*Problem details*.
Can you transcribe the piece on preparing Ph.D.s for diverse careers word for word, starting at "We have to get" and ending at "academy or bust."?

*Passage to read*.
* * *

Preparing Ph.D.s for Diverse Careers

We have to get rid of the false dichotomy that you need one set of skills if you are going into the academy and another if you are going somewhere else, says Sian L. Beilock.

December 18, 2015
 

​Becoming a professor wasn't why I set out to get a Ph.D. I enjoyed research and teaching and thought that the skills I obtained in graduate school -- from writing to critical thinking to working with data -- could come in handy in whatever profession I pursued. But from the minute I stepped onto campus as a grad student, it was clear that there was really only one path that was considered a success. It was the academy or bust.

For six years, I worked tirelessly to conduct and publish original, interesting research. I learned how to teach in a large lecture hall and hold interesting discussions with students in small tutorial settings. My advisers were wonderful mentors and constantly worked with me to hone my teaching and research chops. They talked to me about my CV, networking with fellow colleagues and how to get ready for the academic job market. Not once do I remember having a conversation with them about other employment options.

Now that I have been training my own students for the past 12-plus years, I have come to realize that, just like my advisers, I am very comfortable getting my students and postdocs ready for the academy. But my knowledge stops short. Up until a few years ago, I didn't know what to say to students of mine poised to leave the academy other than “good luck.”

* * *

(Document structure recognition records)

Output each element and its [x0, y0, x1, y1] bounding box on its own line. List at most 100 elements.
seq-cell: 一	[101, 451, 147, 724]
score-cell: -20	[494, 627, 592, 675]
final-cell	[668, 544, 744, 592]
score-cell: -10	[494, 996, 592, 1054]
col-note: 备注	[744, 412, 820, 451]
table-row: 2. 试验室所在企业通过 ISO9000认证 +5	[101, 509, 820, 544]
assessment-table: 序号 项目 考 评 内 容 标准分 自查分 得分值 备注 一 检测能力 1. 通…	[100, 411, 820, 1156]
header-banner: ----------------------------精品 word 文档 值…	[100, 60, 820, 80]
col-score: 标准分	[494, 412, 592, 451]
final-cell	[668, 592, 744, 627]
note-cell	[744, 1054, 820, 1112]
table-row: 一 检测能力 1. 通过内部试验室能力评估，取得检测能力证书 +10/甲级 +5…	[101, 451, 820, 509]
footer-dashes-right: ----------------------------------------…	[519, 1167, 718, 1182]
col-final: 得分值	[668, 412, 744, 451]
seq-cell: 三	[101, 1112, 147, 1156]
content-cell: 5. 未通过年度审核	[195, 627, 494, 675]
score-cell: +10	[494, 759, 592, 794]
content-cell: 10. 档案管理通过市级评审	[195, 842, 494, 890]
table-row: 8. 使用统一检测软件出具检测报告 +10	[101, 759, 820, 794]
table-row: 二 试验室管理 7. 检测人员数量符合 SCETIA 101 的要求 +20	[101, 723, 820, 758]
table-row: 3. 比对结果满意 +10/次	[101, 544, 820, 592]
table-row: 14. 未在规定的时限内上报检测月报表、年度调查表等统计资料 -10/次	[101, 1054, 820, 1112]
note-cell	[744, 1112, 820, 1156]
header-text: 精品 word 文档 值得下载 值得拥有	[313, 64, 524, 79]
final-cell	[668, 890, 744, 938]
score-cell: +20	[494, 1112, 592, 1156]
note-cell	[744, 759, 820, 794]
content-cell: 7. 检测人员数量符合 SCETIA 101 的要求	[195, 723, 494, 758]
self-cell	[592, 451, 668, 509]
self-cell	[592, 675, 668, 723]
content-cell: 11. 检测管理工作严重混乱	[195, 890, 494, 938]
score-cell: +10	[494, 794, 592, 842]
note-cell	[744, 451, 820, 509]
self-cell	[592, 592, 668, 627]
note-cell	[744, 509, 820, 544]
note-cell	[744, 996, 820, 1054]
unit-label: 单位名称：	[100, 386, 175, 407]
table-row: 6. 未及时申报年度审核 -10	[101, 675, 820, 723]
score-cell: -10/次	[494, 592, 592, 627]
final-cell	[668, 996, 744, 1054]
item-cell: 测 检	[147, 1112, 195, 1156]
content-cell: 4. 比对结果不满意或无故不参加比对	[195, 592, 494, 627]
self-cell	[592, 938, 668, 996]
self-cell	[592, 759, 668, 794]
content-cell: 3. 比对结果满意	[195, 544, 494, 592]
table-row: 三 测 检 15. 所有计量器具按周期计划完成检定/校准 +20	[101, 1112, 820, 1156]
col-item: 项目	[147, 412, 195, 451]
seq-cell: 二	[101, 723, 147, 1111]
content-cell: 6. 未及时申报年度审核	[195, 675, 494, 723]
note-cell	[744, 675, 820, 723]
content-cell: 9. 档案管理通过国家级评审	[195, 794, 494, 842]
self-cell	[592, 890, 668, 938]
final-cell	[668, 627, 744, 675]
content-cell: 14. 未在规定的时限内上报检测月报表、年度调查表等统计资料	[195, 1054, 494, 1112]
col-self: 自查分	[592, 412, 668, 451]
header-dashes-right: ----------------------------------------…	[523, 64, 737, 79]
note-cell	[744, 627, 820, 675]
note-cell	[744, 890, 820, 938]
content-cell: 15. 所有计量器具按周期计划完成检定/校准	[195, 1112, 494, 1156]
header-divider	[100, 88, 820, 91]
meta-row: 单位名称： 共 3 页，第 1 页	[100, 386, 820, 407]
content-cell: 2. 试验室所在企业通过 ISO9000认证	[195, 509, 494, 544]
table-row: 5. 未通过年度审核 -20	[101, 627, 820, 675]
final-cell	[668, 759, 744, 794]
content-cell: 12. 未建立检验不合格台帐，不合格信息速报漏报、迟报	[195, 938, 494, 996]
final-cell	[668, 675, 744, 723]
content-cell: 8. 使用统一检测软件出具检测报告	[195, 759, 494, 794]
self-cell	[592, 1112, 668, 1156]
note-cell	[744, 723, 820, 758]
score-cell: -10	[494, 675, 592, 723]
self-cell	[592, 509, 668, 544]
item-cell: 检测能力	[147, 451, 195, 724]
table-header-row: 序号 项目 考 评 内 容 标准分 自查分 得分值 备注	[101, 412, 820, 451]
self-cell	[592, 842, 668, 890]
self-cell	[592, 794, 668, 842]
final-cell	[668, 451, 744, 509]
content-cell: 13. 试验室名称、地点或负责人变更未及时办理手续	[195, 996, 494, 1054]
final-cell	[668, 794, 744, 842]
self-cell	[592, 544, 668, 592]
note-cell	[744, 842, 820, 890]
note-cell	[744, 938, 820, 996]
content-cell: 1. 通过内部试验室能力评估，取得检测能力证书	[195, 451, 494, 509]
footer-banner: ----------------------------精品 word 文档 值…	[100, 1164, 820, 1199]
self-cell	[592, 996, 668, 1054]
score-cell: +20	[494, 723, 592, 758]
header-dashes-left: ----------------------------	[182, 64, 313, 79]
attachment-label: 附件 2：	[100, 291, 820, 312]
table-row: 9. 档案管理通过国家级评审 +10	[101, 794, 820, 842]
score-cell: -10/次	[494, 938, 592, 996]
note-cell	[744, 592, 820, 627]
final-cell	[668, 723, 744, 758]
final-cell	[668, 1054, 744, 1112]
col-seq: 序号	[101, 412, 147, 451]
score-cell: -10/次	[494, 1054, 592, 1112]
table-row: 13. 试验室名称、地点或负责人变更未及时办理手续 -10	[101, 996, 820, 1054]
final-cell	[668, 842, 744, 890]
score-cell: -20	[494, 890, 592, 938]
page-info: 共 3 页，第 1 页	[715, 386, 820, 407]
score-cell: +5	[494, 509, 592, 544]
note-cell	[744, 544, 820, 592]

* * *

*Result below*.
We have to get rid of the false dichotomy that you need one set of skills if you are going into the academy and another if you are going somewhere else, says Sian L. Beilock.

December 18, 2015
 

​Becoming a professor wasn't why I set out to get a Ph.D. I enjoyed research and teaching and thought that the skills I obtained in graduate school -- from writing to critical thinking to working with data -- could come in handy in whatever profession I pursued. But from the minute I stepped onto campus as a grad student, it was clear that there was really only one path that was considered a success. It was the academy or bust.